__TASK BRIEF__
What follows is a listing; restate every line of it word for word.
** start RECORDED DATA **
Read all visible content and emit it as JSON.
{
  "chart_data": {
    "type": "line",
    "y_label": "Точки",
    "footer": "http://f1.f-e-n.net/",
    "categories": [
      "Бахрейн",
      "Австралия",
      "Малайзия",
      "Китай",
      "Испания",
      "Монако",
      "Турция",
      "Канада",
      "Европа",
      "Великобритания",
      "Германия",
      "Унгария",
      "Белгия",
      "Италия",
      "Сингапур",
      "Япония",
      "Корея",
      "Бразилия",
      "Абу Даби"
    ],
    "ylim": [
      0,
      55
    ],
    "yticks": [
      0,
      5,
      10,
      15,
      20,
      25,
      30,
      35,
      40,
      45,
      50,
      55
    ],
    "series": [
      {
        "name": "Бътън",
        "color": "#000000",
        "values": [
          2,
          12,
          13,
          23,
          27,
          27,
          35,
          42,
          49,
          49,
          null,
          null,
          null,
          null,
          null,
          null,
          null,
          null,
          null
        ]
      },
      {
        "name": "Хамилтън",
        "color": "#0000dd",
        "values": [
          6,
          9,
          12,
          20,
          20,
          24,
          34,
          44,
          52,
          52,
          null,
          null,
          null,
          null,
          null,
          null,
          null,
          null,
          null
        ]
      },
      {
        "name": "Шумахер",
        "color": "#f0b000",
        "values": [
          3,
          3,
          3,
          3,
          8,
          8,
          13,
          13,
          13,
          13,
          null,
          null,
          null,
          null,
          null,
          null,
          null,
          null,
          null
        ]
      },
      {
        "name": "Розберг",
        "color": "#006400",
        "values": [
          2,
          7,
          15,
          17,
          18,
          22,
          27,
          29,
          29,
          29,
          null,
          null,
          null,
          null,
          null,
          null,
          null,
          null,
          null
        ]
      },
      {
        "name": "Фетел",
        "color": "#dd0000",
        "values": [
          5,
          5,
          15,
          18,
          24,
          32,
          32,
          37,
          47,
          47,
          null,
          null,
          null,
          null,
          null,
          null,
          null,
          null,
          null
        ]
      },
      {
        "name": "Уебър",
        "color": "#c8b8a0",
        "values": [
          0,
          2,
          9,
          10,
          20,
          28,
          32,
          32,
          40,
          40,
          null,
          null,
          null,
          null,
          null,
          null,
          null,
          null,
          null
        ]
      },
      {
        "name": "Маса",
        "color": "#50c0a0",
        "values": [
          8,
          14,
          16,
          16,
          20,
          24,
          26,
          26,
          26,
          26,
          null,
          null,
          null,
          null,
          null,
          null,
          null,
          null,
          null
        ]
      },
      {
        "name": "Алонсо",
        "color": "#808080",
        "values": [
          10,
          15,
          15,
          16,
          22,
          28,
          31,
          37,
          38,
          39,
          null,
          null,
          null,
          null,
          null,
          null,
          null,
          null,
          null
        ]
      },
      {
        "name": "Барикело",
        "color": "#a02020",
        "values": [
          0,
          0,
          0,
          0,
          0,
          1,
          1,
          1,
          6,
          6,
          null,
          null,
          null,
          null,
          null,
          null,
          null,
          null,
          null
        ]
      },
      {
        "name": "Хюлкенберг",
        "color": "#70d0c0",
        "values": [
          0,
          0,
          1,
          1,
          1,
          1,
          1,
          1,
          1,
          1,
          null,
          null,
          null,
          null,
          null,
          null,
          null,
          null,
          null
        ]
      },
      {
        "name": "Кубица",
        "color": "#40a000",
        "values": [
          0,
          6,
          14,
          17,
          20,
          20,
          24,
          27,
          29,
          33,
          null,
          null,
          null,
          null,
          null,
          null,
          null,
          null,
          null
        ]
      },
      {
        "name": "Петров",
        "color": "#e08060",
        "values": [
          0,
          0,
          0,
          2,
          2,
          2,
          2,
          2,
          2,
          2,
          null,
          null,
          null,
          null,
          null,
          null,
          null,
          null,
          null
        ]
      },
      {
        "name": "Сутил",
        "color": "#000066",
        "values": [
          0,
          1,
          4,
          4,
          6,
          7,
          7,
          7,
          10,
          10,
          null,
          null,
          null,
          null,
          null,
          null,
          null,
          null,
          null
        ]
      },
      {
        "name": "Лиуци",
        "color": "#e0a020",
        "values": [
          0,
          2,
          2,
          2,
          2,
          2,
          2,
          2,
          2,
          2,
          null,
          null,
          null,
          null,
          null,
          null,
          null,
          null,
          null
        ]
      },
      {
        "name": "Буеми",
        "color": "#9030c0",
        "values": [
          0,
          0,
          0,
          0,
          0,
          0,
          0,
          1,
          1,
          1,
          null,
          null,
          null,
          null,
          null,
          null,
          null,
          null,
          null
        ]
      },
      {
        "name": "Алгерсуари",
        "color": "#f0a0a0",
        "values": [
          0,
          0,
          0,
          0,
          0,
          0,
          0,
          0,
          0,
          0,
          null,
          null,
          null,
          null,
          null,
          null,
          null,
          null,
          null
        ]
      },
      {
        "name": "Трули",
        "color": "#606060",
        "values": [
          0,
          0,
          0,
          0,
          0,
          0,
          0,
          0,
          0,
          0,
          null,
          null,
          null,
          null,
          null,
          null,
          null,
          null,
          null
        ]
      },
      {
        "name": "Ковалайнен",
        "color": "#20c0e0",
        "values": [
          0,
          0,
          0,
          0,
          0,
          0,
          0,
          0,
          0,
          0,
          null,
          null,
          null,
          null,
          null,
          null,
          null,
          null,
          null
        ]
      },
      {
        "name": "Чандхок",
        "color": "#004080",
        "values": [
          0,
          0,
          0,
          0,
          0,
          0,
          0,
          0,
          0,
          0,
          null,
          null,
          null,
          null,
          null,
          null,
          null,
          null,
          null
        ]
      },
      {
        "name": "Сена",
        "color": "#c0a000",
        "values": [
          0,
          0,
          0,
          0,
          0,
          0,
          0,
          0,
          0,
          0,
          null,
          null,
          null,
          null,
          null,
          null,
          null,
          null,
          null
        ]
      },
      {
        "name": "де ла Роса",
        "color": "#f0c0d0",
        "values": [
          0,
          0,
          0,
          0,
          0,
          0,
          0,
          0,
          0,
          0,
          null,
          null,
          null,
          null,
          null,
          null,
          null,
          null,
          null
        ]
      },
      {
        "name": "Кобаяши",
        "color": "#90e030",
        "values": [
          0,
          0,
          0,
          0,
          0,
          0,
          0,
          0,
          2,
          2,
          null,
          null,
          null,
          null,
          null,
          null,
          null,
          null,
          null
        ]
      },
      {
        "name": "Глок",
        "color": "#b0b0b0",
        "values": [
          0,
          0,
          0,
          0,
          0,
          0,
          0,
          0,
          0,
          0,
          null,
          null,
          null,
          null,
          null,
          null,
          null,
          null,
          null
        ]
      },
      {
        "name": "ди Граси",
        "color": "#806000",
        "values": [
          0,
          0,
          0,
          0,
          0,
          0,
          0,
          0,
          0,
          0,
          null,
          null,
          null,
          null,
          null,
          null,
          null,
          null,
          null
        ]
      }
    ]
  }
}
** end RECORDED DATA **
__WORKED ANSWER__
Read all visible content and emit it as JSON.
{
  "chart_data": {
    "type": "line",
    "y_label": "Точки",
    "footer": "http://f1.f-e-n.net/",
    "categories": [
      "Бахрейн",
      "Австралия",
      "Малайзия",
      "Китай",
      "Испания",
      "Монако",
      "Турция",
      "Канада",
      "Европа",
      "Великобритания",
      "Германия",
      "Унгария",
      "Белгия",
      "Италия",
      "Сингапур",
      "Япония",
      "Корея",
      "Бразилия",
      "Абу Даби"
    ],
    "ylim": [
      0,
      55
    ],
    "yticks": [
      0,
      5,
      10,
      15,
      20,
      25,
      30,
      35,
      40,
      45,
      50,
      55
    ],
    "series": [
      {
        "name": "Бътън",
        "color": "#000000",
        "values": [
          2,
          12,
          13,
          23,
          27,
          27,
          35,
          42,
          49,
          49,
          null,
          null,
          null,
          null,
          null,
          null,
          null,
          null,
          null
        ]
      },
      {
        "name": "Хамилтън",
        "color": "#0000dd",
        "values": [
          6,
          9,
          12,
          20,
          20,
          24,
          34,
          44,
          52,
          52,
          null,
          null,
          null,
          null,
          null,
          null,
          null,
          null,
          null
        ]
      },
      {
        "name": "Шумахер",
        "color": "#f0b000",
        "values": [
          3,
          3,
          3,
          3,
          8,
          8,
          13,
          13,
          13,
          13,
          null,
          null,
          null,
          null,
          null,
          null,
          null,
          null,
          null
        ]
      },
      {
        "name": "Розберг",
        "color": "#006400",
        "values": [
          2,
          7,
          15,
          17,
          18,
          22,
          27,
          29,
          29,
          29,
          null,
          null,
          null,
          null,
          null,
          null,
          null,
          null,
          null
        ]
      },
      {
        "name": "Фетел",
        "color": "#dd0000",
        "values": [
          5,
          5,
          15,
          18,
          24,
          32,
          32,
          37,
          47,
          47,
          null,
          null,
          null,
          null,
          null,
          null,
          null,
          null,
          null
        ]
      },
      {
        "name": "Уебър",
        "color": "#c8b8a0",
        "values": [
          0,
          2,
          9,
          10,
          20,
          28,
          32,
          32,
          40,
          40,
          null,
          null,
          null,
          null,
          null,
          null,
          null,
          null,
          null
        ]
      },
      {
        "name": "Маса",
        "color": "#50c0a0",
        "values": [
          8,
          14,
          16,
          16,
          20,
          24,
          26,
          26,
          26,
          26,
          null,
          null,
          null,
          null,
          null,
          null,
          null,
          null,
          null
        ]
      },
      {
        "name": "Алонсо",
        "color": "#808080",
        "values": [
          10,
          15,
          15,
          16,
          22,
          28,
          31,
          37,
          38,
          39,
          null,
          null,
          null,
          null,
          null,
          null,
          null,
          null,
          null
        ]
      },
      {
        "name": "Барикело",
        "color": "#a02020",
        "values": [
          0,
          0,
          0,
          0,
          0,
          1,
          1,
          1,
          6,
          6,
          null,
          null,
          null,
          null,
          null,
          null,
          null,
          null,
          null
        ]
      },
      {
        "name": "Хюлкенберг",
        "color": "#70d0c0",
        "values": [
          0,
          0,
          1,
          1,
          1,
          1,
          1,
          1,
          1,
          1,
          null,
          null,
          null,
          null,
          null,
          null,
          null,
          null,
          null
        ]
      },
      {
        "name": "Кубица",
        "color": "#40a000",
        "values": [
          0,
          6,
          14,
          17,
          20,
          20,
          24,
          27,
          29,
          33,
          null,
          null,
          null,
          null,
          null,
          null,
          null,
          null,
          null
        ]
      },
      {
        "name": "Петров",
        "color": "#e08060",
        "values": [
          0,
          0,
          0,
          2,
          2,
          2,
          2,
          2,
          2,
          2,
          null,
          null,
          null,
          null,
          null,
          null,
          null,
          null,
          null
        ]
      },
      {
        "name": "Сутил",
        "color": "#000066",
        "values": [
          0,
          1,
          4,
          4,
          6,
          7,
          7,
          7,
          10,
          10,
          null,
          null,
          null,
          null,
          null,
          null,
          null,
          null,
          null
        ]
      },
      {
        "name": "Лиуци",
        "color": "#e0a020",
        "values": [
          0,
          2,
          2,
          2,
          2,
          2,
          2,
          2,
          2,
          2,
          null,
          null,
          null,
          null,
          null,
          null,
          null,
          null,
          null
        ]
      },
      {
        "name": "Буеми",
        "color": "#9030c0",
        "values": [
          0,
          0,
          0,
          0,
          0,
          0,
          0,
          1,
          1,
          1,
          null,
          null,
          null,
          null,
          null,
          null,
          null,
          null,
          null
        ]
      },
      {
        "name": "Алгерсуари",
        "color": "#f0a0a0",
        "values": [
          0,
          0,
          0,
          0,
          0,
          0,
          0,
          0,
          0,
          0,
          null,
          null,
          null,
          null,
          null,
          null,
          null,
          null,
          null
        ]
      },
      {
        "name": "Трули",
        "color": "#606060",
        "values": [
          0,
          0,
          0,
          0,
          0,
          0,
          0,
          0,
          0,
          0,
          null,
          null,
          null,
          null,
          null,
          null,
          null,
          null,
          null
        ]
      },
      {
        "name": "Ковалайнен",
        "color": "#20c0e0",
        "values": [
          0,
          0,
          0,
          0,
          0,
          0,
          0,
          0,
          0,
          0,
          null,
          null,
          null,
          null,
          null,
          null,
          null,
          null,
          null
        ]
      },
      {
        "name": "Чандхок",
        "color": "#004080",
        "values": [
          0,
          0,
          0,
          0,
          0,
          0,
          0,
          0,
          0,
          0,
          null,
          null,
          null,
          null,
          null,
          null,
          null,
          null,
          null
        ]
      },
      {
        "name": "Сена",
        "color": "#c0a000",
        "values": [
          0,
          0,
          0,
          0,
          0,
          0,
          0,
          0,
          0,
          0,
          null,
          null,
          null,
          null,
          null,
          null,
          null,
          null,
          null
        ]
      },
      {
        "name": "де ла Роса",
        "color": "#f0c0d0",
        "values": [
          0,
          0,
          0,
          0,
          0,
          0,
          0,
          0,
          0,
          0,
          null,
          null,
          null,
          null,
          null,
          null,
          null,
          null,
          null
        ]
      },
      {
        "name": "Кобаяши",
        "color": "#90e030",
        "values": [
          0,
          0,
          0,
          0,
          0,
          0,
          0,
          0,
          2,
          2,
          null,
          null,
          null,
          null,
          null,
          null,
          null,
          null,
          null
        ]
      },
      {
        "name": "Глок",
        "color": "#b0b0b0",
        "values": [
          0,
          0,
          0,
          0,
          0,
          0,
          0,
          0,
          0,
          0,
          null,
          null,
          null,
          null,
          null,
          null,
          null,
          null,
          null
        ]
      },
      {
        "name": "ди Граси",
        "color": "#806000",
        "values": [
          0,
          0,
          0,
          0,
          0,
          0,
          0,
          0,
          0,
          0,
          null,
          null,
          null,
          null,
          null,
          null,
          null,
          null,
          null
        ]
      }
    ]
  }
}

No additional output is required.